#### [STATED TASK]
Exclude all pictures, then copy each of the records exactly as written.

>> Start DATA LINES

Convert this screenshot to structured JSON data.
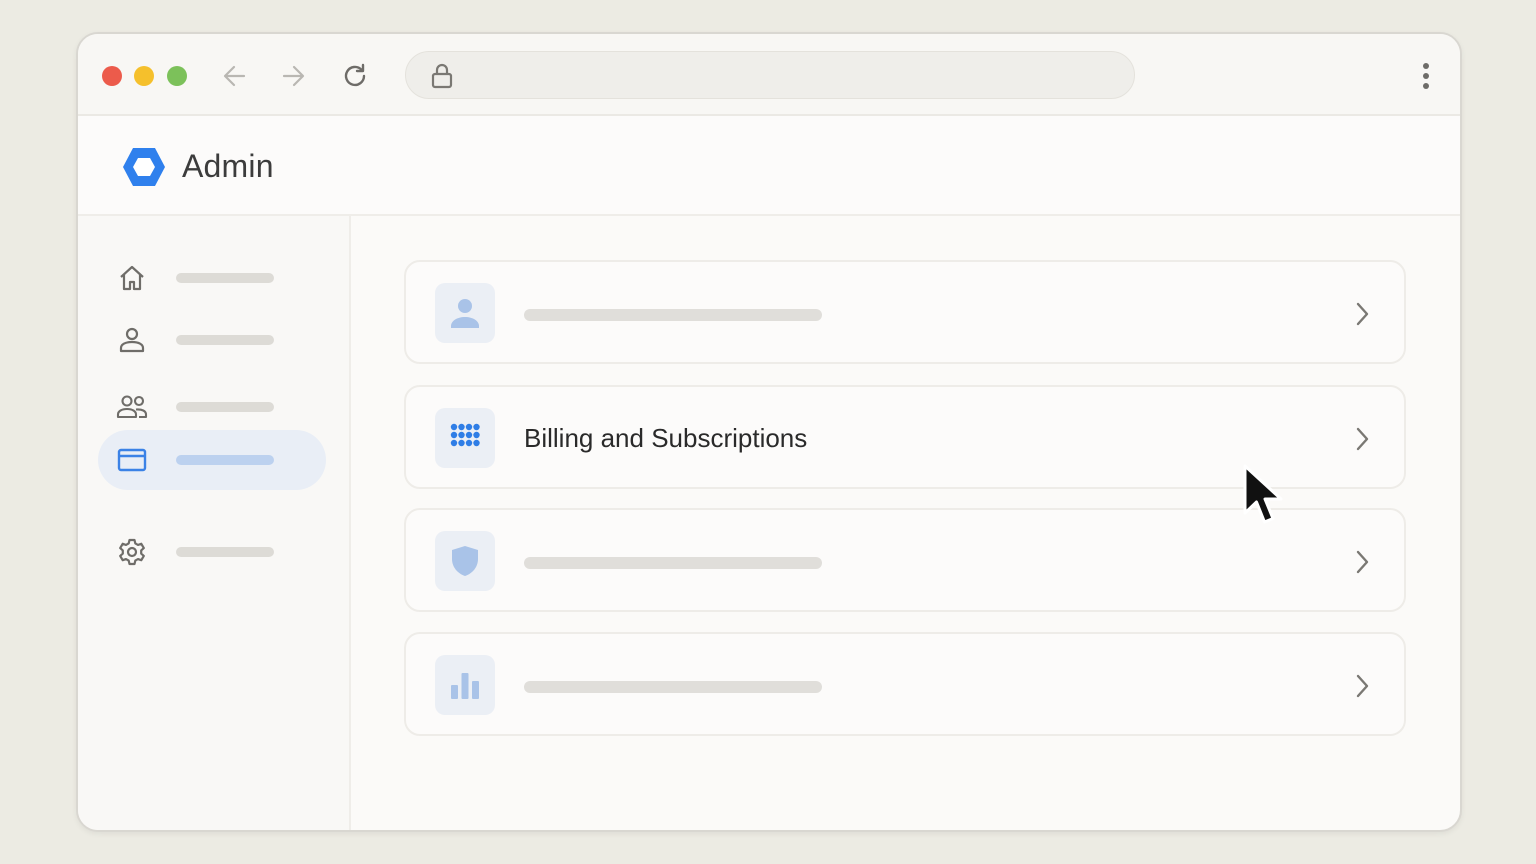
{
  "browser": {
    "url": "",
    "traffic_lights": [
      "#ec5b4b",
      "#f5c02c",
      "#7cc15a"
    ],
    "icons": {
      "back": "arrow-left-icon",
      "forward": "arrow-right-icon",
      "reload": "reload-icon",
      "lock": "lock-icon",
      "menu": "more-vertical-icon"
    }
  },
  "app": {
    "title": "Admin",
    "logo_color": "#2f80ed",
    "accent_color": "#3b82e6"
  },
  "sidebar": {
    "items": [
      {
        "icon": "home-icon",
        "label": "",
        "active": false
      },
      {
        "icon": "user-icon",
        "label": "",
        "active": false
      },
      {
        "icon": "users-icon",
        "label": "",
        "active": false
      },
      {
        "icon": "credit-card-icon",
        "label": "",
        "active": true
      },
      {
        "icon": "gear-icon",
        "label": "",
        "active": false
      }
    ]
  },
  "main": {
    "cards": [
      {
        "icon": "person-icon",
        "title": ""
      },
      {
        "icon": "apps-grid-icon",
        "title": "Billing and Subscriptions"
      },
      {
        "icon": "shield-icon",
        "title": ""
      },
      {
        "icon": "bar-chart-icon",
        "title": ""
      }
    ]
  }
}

>> End DATA LINES

#### [WRITTEN RESPONSE]
Convert this screenshot to structured JSON data.
{
  "browser": {
    "url": "",
    "traffic_lights": [
      "#ec5b4b",
      "#f5c02c",
      "#7cc15a"
    ],
    "icons": {
      "back": "arrow-left-icon",
      "forward": "arrow-right-icon",
      "reload": "reload-icon",
      "lock": "lock-icon",
      "menu": "more-vertical-icon"
    }
  },
  "app": {
    "title": "Admin",
    "logo_color": "#2f80ed",
    "accent_color": "#3b82e6"
  },
  "sidebar": {
    "items": [
      {
        "icon": "home-icon",
        "label": "",
        "active": false
      },
      {
        "icon": "user-icon",
        "label": "",
        "active": false
      },
      {
        "icon": "users-icon",
        "label": "",
        "active": false
      },
      {
        "icon": "credit-card-icon",
        "label": "",
        "active": true
      },
      {
        "icon": "gear-icon",
        "label": "",
        "active": false
      }
    ]
  },
  "main": {
    "cards": [
      {
        "icon": "person-icon",
        "title": ""
      },
      {
        "icon": "apps-grid-icon",
        "title": "Billing and Subscriptions"
      },
      {
        "icon": "shield-icon",
        "title": ""
      },
      {
        "icon": "bar-chart-icon",
        "title": ""
      }
    ]
  }
}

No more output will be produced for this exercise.